▶ **TASK INSTRUCTIONS**: Retype the lines from the start of the records through the line containing "timeframe-button-w1[interactable]: W1 <box>132", including that final line.
* * * * *
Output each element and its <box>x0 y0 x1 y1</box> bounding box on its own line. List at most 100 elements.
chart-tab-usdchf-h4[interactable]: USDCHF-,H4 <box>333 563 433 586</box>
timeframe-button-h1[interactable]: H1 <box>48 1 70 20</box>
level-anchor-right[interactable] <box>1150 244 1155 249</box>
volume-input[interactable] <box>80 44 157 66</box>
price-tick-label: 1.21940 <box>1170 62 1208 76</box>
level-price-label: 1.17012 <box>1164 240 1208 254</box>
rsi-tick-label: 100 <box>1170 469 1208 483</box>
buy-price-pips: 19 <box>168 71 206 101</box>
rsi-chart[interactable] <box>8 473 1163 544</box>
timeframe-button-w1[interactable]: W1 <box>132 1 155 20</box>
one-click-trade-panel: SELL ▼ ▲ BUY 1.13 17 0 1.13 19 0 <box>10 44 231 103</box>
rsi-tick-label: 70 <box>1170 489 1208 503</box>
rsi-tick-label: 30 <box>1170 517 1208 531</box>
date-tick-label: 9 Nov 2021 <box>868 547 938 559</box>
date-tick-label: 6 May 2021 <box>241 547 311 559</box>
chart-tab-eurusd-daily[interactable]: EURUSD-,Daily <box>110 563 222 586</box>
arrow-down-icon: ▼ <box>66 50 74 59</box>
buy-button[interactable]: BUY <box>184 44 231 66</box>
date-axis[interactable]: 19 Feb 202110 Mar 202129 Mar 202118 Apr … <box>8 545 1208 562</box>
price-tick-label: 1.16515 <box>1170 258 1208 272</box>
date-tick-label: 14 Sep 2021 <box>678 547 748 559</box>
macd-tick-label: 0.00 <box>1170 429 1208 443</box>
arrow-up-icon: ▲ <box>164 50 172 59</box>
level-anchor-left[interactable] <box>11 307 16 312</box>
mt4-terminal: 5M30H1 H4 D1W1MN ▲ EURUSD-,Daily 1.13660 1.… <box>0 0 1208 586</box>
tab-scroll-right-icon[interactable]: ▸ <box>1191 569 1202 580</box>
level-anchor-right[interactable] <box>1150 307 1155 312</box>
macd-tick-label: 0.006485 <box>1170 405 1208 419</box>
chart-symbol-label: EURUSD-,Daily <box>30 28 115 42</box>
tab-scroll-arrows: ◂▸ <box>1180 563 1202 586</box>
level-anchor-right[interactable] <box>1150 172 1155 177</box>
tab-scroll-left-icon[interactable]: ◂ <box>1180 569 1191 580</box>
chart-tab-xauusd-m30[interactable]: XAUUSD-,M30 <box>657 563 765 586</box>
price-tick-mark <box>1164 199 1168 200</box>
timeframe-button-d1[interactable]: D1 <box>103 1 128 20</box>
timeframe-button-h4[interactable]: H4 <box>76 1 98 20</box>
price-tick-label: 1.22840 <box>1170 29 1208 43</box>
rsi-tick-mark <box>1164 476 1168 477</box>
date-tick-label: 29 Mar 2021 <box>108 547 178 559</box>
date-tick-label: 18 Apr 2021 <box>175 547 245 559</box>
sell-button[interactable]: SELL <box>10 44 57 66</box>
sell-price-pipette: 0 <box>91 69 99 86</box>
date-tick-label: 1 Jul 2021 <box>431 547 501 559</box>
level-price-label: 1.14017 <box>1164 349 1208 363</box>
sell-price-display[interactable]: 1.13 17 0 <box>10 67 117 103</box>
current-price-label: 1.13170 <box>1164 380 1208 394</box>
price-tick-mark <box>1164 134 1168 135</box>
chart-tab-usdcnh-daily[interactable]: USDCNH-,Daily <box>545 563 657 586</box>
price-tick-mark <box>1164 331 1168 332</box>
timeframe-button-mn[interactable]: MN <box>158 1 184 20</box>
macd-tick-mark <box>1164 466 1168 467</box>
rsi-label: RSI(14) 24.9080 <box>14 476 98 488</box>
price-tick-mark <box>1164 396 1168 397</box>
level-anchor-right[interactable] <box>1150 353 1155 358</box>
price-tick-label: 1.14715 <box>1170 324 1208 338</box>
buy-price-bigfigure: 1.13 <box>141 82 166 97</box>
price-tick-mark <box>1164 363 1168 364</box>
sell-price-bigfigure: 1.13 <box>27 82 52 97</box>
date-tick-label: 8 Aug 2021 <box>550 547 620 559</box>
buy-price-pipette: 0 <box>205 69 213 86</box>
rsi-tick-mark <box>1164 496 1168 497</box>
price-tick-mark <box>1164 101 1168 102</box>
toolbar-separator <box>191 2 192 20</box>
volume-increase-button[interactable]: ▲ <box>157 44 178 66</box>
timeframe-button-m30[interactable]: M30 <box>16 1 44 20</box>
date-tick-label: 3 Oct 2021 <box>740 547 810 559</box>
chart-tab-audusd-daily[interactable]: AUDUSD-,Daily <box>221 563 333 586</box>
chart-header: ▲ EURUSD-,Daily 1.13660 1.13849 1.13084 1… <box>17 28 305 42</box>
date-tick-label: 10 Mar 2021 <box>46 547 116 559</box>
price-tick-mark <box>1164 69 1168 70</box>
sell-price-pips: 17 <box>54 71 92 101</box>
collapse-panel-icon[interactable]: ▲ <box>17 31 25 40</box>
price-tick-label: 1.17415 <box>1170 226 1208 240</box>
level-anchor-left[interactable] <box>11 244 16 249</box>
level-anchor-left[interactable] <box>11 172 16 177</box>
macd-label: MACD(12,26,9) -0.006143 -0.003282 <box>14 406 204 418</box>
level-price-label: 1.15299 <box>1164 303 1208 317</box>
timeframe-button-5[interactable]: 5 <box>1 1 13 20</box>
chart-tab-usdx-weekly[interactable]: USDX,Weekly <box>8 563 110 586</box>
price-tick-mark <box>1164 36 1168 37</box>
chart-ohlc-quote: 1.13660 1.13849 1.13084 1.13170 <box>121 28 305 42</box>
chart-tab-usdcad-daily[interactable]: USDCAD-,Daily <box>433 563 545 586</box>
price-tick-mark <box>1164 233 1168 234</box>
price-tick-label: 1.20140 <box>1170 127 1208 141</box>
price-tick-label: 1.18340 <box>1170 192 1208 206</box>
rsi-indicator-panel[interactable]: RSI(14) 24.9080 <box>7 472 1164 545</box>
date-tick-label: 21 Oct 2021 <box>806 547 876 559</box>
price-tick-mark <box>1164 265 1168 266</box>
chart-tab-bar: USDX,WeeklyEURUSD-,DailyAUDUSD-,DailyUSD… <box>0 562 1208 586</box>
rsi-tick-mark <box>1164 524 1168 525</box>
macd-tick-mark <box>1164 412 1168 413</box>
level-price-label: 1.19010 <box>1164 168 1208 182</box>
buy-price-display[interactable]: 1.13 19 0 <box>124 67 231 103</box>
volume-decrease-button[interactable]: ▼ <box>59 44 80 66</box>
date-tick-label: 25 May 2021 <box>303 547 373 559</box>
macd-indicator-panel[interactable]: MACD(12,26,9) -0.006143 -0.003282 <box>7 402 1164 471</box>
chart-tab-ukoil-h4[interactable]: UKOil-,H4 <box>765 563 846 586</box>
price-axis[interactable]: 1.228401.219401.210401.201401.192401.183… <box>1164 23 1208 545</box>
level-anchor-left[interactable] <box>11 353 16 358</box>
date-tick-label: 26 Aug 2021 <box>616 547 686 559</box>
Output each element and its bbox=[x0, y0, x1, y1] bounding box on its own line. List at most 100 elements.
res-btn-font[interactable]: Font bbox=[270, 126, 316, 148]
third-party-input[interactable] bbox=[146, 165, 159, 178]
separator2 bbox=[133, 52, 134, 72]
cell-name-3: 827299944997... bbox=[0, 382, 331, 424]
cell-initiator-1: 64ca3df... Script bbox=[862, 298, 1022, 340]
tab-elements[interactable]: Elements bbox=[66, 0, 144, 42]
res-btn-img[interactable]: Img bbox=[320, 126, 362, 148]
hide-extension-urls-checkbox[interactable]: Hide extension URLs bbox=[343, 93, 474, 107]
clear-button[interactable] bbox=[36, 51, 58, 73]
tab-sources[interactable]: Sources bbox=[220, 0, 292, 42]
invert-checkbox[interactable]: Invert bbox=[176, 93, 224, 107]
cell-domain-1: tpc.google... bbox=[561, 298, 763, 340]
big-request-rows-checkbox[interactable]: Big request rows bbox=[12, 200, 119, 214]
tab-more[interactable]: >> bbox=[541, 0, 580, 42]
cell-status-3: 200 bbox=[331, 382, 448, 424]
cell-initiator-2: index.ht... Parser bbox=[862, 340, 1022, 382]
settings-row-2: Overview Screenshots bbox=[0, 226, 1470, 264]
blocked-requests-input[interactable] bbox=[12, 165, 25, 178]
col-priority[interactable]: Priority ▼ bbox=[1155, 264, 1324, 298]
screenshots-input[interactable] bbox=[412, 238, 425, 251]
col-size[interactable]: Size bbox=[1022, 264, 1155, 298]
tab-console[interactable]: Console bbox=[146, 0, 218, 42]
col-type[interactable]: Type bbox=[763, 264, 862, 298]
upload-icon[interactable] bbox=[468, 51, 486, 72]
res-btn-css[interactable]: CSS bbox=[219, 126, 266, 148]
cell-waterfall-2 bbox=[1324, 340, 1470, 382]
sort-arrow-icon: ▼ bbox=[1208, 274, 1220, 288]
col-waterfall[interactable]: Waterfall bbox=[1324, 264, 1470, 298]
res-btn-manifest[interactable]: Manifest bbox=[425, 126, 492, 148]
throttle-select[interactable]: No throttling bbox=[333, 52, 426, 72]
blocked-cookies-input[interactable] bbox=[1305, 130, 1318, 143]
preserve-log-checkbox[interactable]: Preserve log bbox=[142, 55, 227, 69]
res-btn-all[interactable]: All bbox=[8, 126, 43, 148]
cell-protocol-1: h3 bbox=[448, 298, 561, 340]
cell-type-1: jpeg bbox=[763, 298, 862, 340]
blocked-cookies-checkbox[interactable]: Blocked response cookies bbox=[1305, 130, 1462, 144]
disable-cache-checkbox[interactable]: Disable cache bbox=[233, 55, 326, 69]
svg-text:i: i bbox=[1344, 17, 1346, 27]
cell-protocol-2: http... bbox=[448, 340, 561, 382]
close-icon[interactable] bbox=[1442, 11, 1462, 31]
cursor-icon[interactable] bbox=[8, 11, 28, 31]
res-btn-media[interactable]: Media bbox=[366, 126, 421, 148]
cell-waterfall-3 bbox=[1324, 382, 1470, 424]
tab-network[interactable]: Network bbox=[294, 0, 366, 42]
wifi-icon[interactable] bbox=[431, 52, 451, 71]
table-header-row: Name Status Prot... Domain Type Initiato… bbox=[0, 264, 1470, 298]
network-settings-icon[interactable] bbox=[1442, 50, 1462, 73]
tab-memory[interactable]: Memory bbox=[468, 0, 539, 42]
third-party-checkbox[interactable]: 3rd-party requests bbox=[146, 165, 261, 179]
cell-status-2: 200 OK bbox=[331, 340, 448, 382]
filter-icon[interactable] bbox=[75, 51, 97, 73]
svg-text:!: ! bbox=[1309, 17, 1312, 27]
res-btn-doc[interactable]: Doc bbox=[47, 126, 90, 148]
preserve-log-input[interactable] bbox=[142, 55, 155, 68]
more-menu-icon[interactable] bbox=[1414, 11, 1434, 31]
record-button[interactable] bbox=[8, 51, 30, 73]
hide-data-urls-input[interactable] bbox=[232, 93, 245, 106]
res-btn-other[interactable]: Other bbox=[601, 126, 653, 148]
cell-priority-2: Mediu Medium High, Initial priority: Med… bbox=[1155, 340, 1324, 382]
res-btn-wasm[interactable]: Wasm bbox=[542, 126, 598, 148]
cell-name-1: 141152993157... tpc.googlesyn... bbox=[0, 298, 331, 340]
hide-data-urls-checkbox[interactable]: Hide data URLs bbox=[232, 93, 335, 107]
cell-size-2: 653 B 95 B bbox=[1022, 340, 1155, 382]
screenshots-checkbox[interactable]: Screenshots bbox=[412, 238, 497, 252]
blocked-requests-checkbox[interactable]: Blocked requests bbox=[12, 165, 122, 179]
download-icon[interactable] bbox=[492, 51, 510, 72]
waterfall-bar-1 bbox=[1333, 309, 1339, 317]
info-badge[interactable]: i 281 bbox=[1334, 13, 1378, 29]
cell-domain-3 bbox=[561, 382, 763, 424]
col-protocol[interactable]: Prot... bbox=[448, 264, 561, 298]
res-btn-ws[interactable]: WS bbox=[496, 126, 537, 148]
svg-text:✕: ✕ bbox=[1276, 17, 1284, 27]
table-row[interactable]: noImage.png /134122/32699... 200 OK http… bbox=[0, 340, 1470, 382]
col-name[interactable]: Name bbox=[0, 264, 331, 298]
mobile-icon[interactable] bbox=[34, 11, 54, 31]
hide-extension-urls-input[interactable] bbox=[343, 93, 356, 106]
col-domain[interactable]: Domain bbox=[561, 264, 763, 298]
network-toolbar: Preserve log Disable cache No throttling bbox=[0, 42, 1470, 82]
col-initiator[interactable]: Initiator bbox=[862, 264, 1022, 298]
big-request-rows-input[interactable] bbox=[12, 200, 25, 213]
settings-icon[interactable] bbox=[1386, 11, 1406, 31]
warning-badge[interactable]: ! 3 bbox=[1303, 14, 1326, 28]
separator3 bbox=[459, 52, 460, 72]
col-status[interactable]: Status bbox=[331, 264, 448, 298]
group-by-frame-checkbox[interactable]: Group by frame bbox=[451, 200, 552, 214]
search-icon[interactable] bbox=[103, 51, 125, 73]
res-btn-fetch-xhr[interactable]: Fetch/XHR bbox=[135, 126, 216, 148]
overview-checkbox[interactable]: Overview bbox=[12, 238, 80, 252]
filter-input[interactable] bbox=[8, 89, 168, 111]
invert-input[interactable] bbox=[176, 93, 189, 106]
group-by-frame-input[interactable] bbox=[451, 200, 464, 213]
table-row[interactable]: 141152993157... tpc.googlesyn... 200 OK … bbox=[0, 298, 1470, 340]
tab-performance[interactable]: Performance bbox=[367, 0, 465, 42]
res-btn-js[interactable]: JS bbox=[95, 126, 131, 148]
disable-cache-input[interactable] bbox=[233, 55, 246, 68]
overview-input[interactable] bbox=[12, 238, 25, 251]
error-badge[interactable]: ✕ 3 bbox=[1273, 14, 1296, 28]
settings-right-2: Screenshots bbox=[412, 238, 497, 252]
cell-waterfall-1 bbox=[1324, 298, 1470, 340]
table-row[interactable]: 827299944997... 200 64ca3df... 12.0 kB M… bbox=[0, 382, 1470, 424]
* * * * *
▶ **RESPONSE FOR THIS EXERCISE**:
Output each element and its <box>x0 y0 x1 y1</box> bounding box on its own line. List at most 100 elements.
chart-tab-usdchf-h4[interactable]: USDCHF-,H4 <box>333 563 433 586</box>
timeframe-button-h1[interactable]: H1 <box>48 1 70 20</box>
level-anchor-right[interactable] <box>1150 244 1155 249</box>
volume-input[interactable] <box>80 44 157 66</box>
price-tick-label: 1.21940 <box>1170 62 1208 76</box>
level-price-label: 1.17012 <box>1164 240 1208 254</box>
rsi-tick-label: 100 <box>1170 469 1208 483</box>
buy-price-pips: 19 <box>168 71 206 101</box>
rsi-chart[interactable] <box>8 473 1163 544</box>
timeframe-button-w1[interactable]: W1 <box>132 1 155 20</box>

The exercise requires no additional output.